• Your instructions
All entries are to be quoted exactly; the images stay out of the copy.

• Items
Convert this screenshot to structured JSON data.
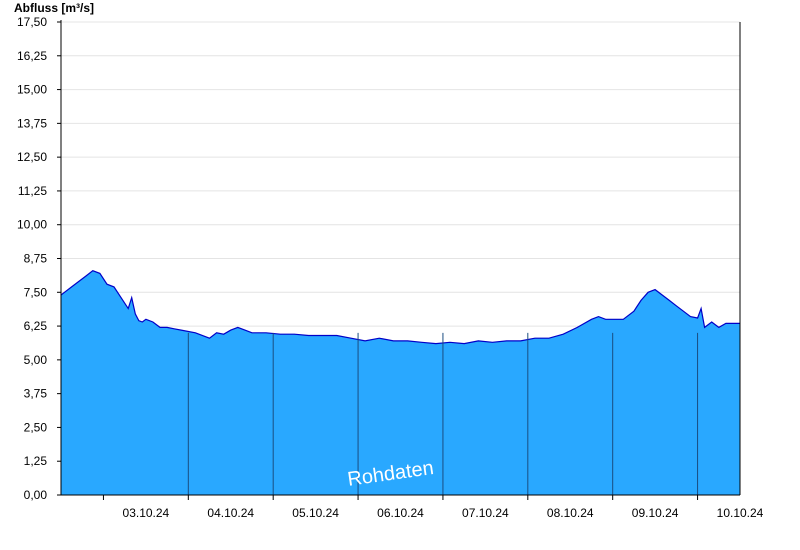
{
  "chart_data": {
    "type": "area",
    "ylabel": "Abfluss [m³/s]",
    "ylim": [
      0,
      17.5
    ],
    "yticks": [
      "0,00",
      "1,25",
      "2,50",
      "3,75",
      "5,00",
      "6,25",
      "7,50",
      "8,75",
      "10,00",
      "11,25",
      "12,50",
      "13,75",
      "15,00",
      "16,25",
      "17,50"
    ],
    "x_date_labels": [
      "03.10.24",
      "04.10.24",
      "05.10.24",
      "06.10.24",
      "07.10.24",
      "08.10.24",
      "09.10.24",
      "10.10.24"
    ],
    "x_start": "2024-10-02 12:00",
    "x_end": "2024-10-10 12:00",
    "grid": true,
    "watermark": "Rohdaten",
    "fill_color": "#29a8ff",
    "line_color": "#0000c8",
    "series": [
      {
        "x": [
          "2024-10-02 12:00",
          "2024-10-02 13:00",
          "2024-10-02 15:00",
          "2024-10-02 17:00",
          "2024-10-02 19:00",
          "2024-10-02 21:00",
          "2024-10-02 23:00",
          "2024-10-03 01:00",
          "2024-10-03 03:00",
          "2024-10-03 05:00",
          "2024-10-03 07:00",
          "2024-10-03 08:00",
          "2024-10-03 09:00",
          "2024-10-03 10:00",
          "2024-10-03 11:00",
          "2024-10-03 12:00",
          "2024-10-03 14:00",
          "2024-10-03 16:00",
          "2024-10-03 18:00",
          "2024-10-03 20:00",
          "2024-10-03 22:00",
          "2024-10-04 02:00",
          "2024-10-04 06:00",
          "2024-10-04 08:00",
          "2024-10-04 10:00",
          "2024-10-04 12:00",
          "2024-10-04 14:00",
          "2024-10-04 16:00",
          "2024-10-04 18:00",
          "2024-10-04 20:00",
          "2024-10-04 22:00",
          "2024-10-05 02:00",
          "2024-10-05 06:00",
          "2024-10-05 10:00",
          "2024-10-05 14:00",
          "2024-10-05 18:00",
          "2024-10-05 22:00",
          "2024-10-06 02:00",
          "2024-10-06 06:00",
          "2024-10-06 10:00",
          "2024-10-06 14:00",
          "2024-10-06 18:00",
          "2024-10-06 22:00",
          "2024-10-07 02:00",
          "2024-10-07 06:00",
          "2024-10-07 10:00",
          "2024-10-07 14:00",
          "2024-10-07 18:00",
          "2024-10-07 22:00",
          "2024-10-08 02:00",
          "2024-10-08 06:00",
          "2024-10-08 10:00",
          "2024-10-08 14:00",
          "2024-10-08 18:00",
          "2024-10-08 20:00",
          "2024-10-08 22:00",
          "2024-10-09 00:00",
          "2024-10-09 03:00",
          "2024-10-09 06:00",
          "2024-10-09 08:00",
          "2024-10-09 10:00",
          "2024-10-09 12:00",
          "2024-10-09 14:00",
          "2024-10-09 16:00",
          "2024-10-09 18:00",
          "2024-10-09 20:00",
          "2024-10-09 22:00",
          "2024-10-10 00:00",
          "2024-10-10 01:00",
          "2024-10-10 02:00",
          "2024-10-10 04:00",
          "2024-10-10 06:00",
          "2024-10-10 08:00",
          "2024-10-10 10:00",
          "2024-10-10 12:00"
        ],
        "y": [
          7.4,
          7.5,
          7.7,
          7.9,
          8.1,
          8.3,
          8.2,
          7.8,
          7.7,
          7.3,
          6.9,
          7.3,
          6.7,
          6.45,
          6.4,
          6.5,
          6.4,
          6.2,
          6.2,
          6.15,
          6.1,
          6.0,
          5.8,
          6.0,
          5.95,
          6.1,
          6.2,
          6.1,
          6.0,
          6.0,
          6.0,
          5.95,
          5.95,
          5.9,
          5.9,
          5.9,
          5.8,
          5.7,
          5.8,
          5.7,
          5.7,
          5.65,
          5.6,
          5.65,
          5.6,
          5.7,
          5.65,
          5.7,
          5.7,
          5.8,
          5.8,
          5.95,
          6.2,
          6.5,
          6.6,
          6.5,
          6.5,
          6.5,
          6.8,
          7.2,
          7.5,
          7.6,
          7.4,
          7.2,
          7.0,
          6.8,
          6.6,
          6.55,
          6.9,
          6.2,
          6.4,
          6.2,
          6.35,
          6.35,
          6.35
        ]
      }
    ]
  }
}
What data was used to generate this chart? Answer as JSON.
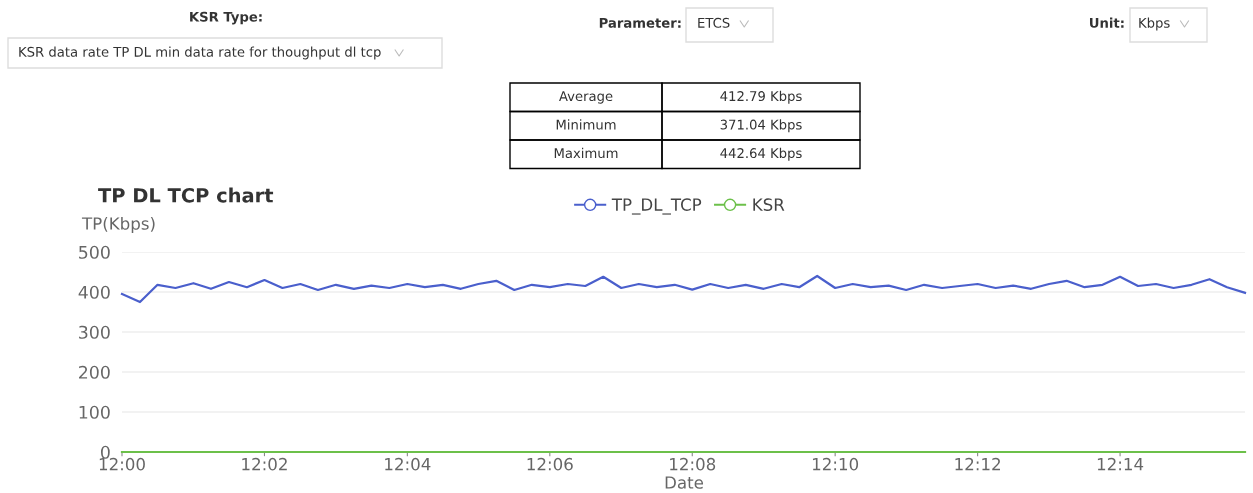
{
  "chart_data": [
    {
      "type": "other",
      "annotations": [
        "KSR Type:",
        "KSR data rate TP DL min data rate for thoughput dl tcp",
        "Parameter:",
        "ETCS",
        "Unit:",
        "Kbps",
        "Average",
        "412.79 Kbps",
        "Minimum",
        "371.04 Kbps",
        "Maximum",
        "442.64 Kbps"
      ]
    },
    {
      "type": "line",
      "title": "TP DL TCP chart",
      "ylabel": "TP(Kbps)",
      "xlabel": "Date",
      "xlim": [
        12,
        12.2625
      ],
      "xticks": [
        {
          "value": 12,
          "label": "12:00"
        },
        {
          "value": 12.0333,
          "label": "12:02"
        },
        {
          "value": 12.0667,
          "label": "12:04"
        },
        {
          "value": 12.1,
          "label": "12:06"
        },
        {
          "value": 12.1333,
          "label": "12:08"
        },
        {
          "value": 12.1667,
          "label": "12:10"
        },
        {
          "value": 12.2,
          "label": "12:12"
        },
        {
          "value": 12.2333,
          "label": "12:14"
        }
      ],
      "ylim": [
        0,
        500
      ],
      "yticks": [
        0,
        100,
        200,
        300,
        400,
        500
      ],
      "grid": "y",
      "legend": "top",
      "series": [
        {
          "name": "TP_DL_TCP",
          "color": "#4a5fcc",
          "x": [
            12,
            12.0042,
            12.0083,
            12.0125,
            12.0167,
            12.0208,
            12.025,
            12.0292,
            12.0333,
            12.0375,
            12.0417,
            12.0458,
            12.05,
            12.0542,
            12.0583,
            12.0625,
            12.0667,
            12.0708,
            12.075,
            12.0792,
            12.0833,
            12.0875,
            12.0917,
            12.0958,
            12.1,
            12.1042,
            12.1083,
            12.1125,
            12.1167,
            12.1208,
            12.125,
            12.1292,
            12.1333,
            12.1375,
            12.1417,
            12.1458,
            12.15,
            12.1542,
            12.1583,
            12.1625,
            12.1667,
            12.1708,
            12.175,
            12.1792,
            12.1833,
            12.1875,
            12.1917,
            12.1958,
            12.2,
            12.2042,
            12.2083,
            12.2125,
            12.2167,
            12.2208,
            12.225,
            12.2292,
            12.2333,
            12.2375,
            12.2417,
            12.2458,
            12.25,
            12.2542,
            12.2583,
            12.2625
          ],
          "values": [
            395,
            375,
            418,
            410,
            422,
            408,
            425,
            412,
            430,
            410,
            420,
            405,
            418,
            408,
            416,
            410,
            420,
            412,
            418,
            408,
            420,
            428,
            405,
            418,
            412,
            420,
            415,
            438,
            410,
            420,
            412,
            418,
            406,
            420,
            410,
            418,
            408,
            420,
            412,
            440,
            410,
            420,
            412,
            416,
            405,
            418,
            410,
            415,
            420,
            410,
            416,
            408,
            420,
            428,
            412,
            418,
            438,
            415,
            420,
            410,
            418,
            432,
            412,
            398
          ]
        },
        {
          "name": "KSR",
          "color": "#6cc04a",
          "x": [
            12,
            12.2625
          ],
          "values": [
            0,
            0
          ]
        }
      ]
    }
  ]
}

• The answer
Convert this screenshot to structured JSON data.
{
  "chart_data": {
    "type": "area",
    "ylabel": "Abfluss [m³/s]",
    "ylim": [
      0,
      17.5
    ],
    "yticks": [
      "0,00",
      "1,25",
      "2,50",
      "3,75",
      "5,00",
      "6,25",
      "7,50",
      "8,75",
      "10,00",
      "11,25",
      "12,50",
      "13,75",
      "15,00",
      "16,25",
      "17,50"
    ],
    "x_date_labels": [
      "03.10.24",
      "04.10.24",
      "05.10.24",
      "06.10.24",
      "07.10.24",
      "08.10.24",
      "09.10.24",
      "10.10.24"
    ],
    "x_start": "2024-10-02 12:00",
    "x_end": "2024-10-10 12:00",
    "grid": true,
    "watermark": "Rohdaten",
    "fill_color": "#29a8ff",
    "line_color": "#0000c8",
    "series": [
      {
        "x": [
          "2024-10-02 12:00",
          "2024-10-02 13:00",
          "2024-10-02 15:00",
          "2024-10-02 17:00",
          "2024-10-02 19:00",
          "2024-10-02 21:00",
          "2024-10-02 23:00",
          "2024-10-03 01:00",
          "2024-10-03 03:00",
          "2024-10-03 05:00",
          "2024-10-03 07:00",
          "2024-10-03 08:00",
          "2024-10-03 09:00",
          "2024-10-03 10:00",
          "2024-10-03 11:00",
          "2024-10-03 12:00",
          "2024-10-03 14:00",
          "2024-10-03 16:00",
          "2024-10-03 18:00",
          "2024-10-03 20:00",
          "2024-10-03 22:00",
          "2024-10-04 02:00",
          "2024-10-04 06:00",
          "2024-10-04 08:00",
          "2024-10-04 10:00",
          "2024-10-04 12:00",
          "2024-10-04 14:00",
          "2024-10-04 16:00",
          "2024-10-04 18:00",
          "2024-10-04 20:00",
          "2024-10-04 22:00",
          "2024-10-05 02:00",
          "2024-10-05 06:00",
          "2024-10-05 10:00",
          "2024-10-05 14:00",
          "2024-10-05 18:00",
          "2024-10-05 22:00",
          "2024-10-06 02:00",
          "2024-10-06 06:00",
          "2024-10-06 10:00",
          "2024-10-06 14:00",
          "2024-10-06 18:00",
          "2024-10-06 22:00",
          "2024-10-07 02:00",
          "2024-10-07 06:00",
          "2024-10-07 10:00",
          "2024-10-07 14:00",
          "2024-10-07 18:00",
          "2024-10-07 22:00",
          "2024-10-08 02:00",
          "2024-10-08 06:00",
          "2024-10-08 10:00",
          "2024-10-08 14:00",
          "2024-10-08 18:00",
          "2024-10-08 20:00",
          "2024-10-08 22:00",
          "2024-10-09 00:00",
          "2024-10-09 03:00",
          "2024-10-09 06:00",
          "2024-10-09 08:00",
          "2024-10-09 10:00",
          "2024-10-09 12:00",
          "2024-10-09 14:00",
          "2024-10-09 16:00",
          "2024-10-09 18:00",
          "2024-10-09 20:00",
          "2024-10-09 22:00",
          "2024-10-10 00:00",
          "2024-10-10 01:00",
          "2024-10-10 02:00",
          "2024-10-10 04:00",
          "2024-10-10 06:00",
          "2024-10-10 08:00",
          "2024-10-10 10:00",
          "2024-10-10 12:00"
        ],
        "y": [
          7.4,
          7.5,
          7.7,
          7.9,
          8.1,
          8.3,
          8.2,
          7.8,
          7.7,
          7.3,
          6.9,
          7.3,
          6.7,
          6.45,
          6.4,
          6.5,
          6.4,
          6.2,
          6.2,
          6.15,
          6.1,
          6.0,
          5.8,
          6.0,
          5.95,
          6.1,
          6.2,
          6.1,
          6.0,
          6.0,
          6.0,
          5.95,
          5.95,
          5.9,
          5.9,
          5.9,
          5.8,
          5.7,
          5.8,
          5.7,
          5.7,
          5.65,
          5.6,
          5.65,
          5.6,
          5.7,
          5.65,
          5.7,
          5.7,
          5.8,
          5.8,
          5.95,
          6.2,
          6.5,
          6.6,
          6.5,
          6.5,
          6.5,
          6.8,
          7.2,
          7.5,
          7.6,
          7.4,
          7.2,
          7.0,
          6.8,
          6.6,
          6.55,
          6.9,
          6.2,
          6.4,
          6.2,
          6.35,
          6.35,
          6.35
        ]
      }
    ]
  }
}
What data was used to generate this chart? Answer as JSON.
{
  "chart_data": [
    {
      "type": "other",
      "annotations": [
        "KSR Type:",
        "KSR data rate TP DL min data rate for thoughput dl tcp",
        "Parameter:",
        "ETCS",
        "Unit:",
        "Kbps",
        "Average",
        "412.79 Kbps",
        "Minimum",
        "371.04 Kbps",
        "Maximum",
        "442.64 Kbps"
      ]
    },
    {
      "type": "line",
      "title": "TP DL TCP chart",
      "ylabel": "TP(Kbps)",
      "xlabel": "Date",
      "xlim": [
        12,
        12.2625
      ],
      "xticks": [
        {
          "value": 12,
          "label": "12:00"
        },
        {
          "value": 12.0333,
          "label": "12:02"
        },
        {
          "value": 12.0667,
          "label": "12:04"
        },
        {
          "value": 12.1,
          "label": "12:06"
        },
        {
          "value": 12.1333,
          "label": "12:08"
        },
        {
          "value": 12.1667,
          "label": "12:10"
        },
        {
          "value": 12.2,
          "label": "12:12"
        },
        {
          "value": 12.2333,
          "label": "12:14"
        }
      ],
      "ylim": [
        0,
        500
      ],
      "yticks": [
        0,
        100,
        200,
        300,
        400,
        500
      ],
      "grid": "y",
      "legend": "top",
      "series": [
        {
          "name": "TP_DL_TCP",
          "color": "#4a5fcc",
          "x": [
            12,
            12.0042,
            12.0083,
            12.0125,
            12.0167,
            12.0208,
            12.025,
            12.0292,
            12.0333,
            12.0375,
            12.0417,
            12.0458,
            12.05,
            12.0542,
            12.0583,
            12.0625,
            12.0667,
            12.0708,
            12.075,
            12.0792,
            12.0833,
            12.0875,
            12.0917,
            12.0958,
            12.1,
            12.1042,
            12.1083,
            12.1125,
            12.1167,
            12.1208,
            12.125,
            12.1292,
            12.1333,
            12.1375,
            12.1417,
            12.1458,
            12.15,
            12.1542,
            12.1583,
            12.1625,
            12.1667,
            12.1708,
            12.175,
            12.1792,
            12.1833,
            12.1875,
            12.1917,
            12.1958,
            12.2,
            12.2042,
            12.2083,
            12.2125,
            12.2167,
            12.2208,
            12.225,
            12.2292,
            12.2333,
            12.2375,
            12.2417,
            12.2458,
            12.25,
            12.2542,
            12.2583,
            12.2625
          ],
          "values": [
            395,
            375,
            418,
            410,
            422,
            408,
            425,
            412,
            430,
            410,
            420,
            405,
            418,
            408,
            416,
            410,
            420,
            412,
            418,
            408,
            420,
            428,
            405,
            418,
            412,
            420,
            415,
            438,
            410,
            420,
            412,
            418,
            406,
            420,
            410,
            418,
            408,
            420,
            412,
            440,
            410,
            420,
            412,
            416,
            405,
            418,
            410,
            415,
            420,
            410,
            416,
            408,
            420,
            428,
            412,
            418,
            438,
            415,
            420,
            410,
            418,
            432,
            412,
            398
          ]
        },
        {
          "name": "KSR",
          "color": "#6cc04a",
          "x": [
            12,
            12.2625
          ],
          "values": [
            0,
            0
          ]
        }
      ]
    }
  ]
}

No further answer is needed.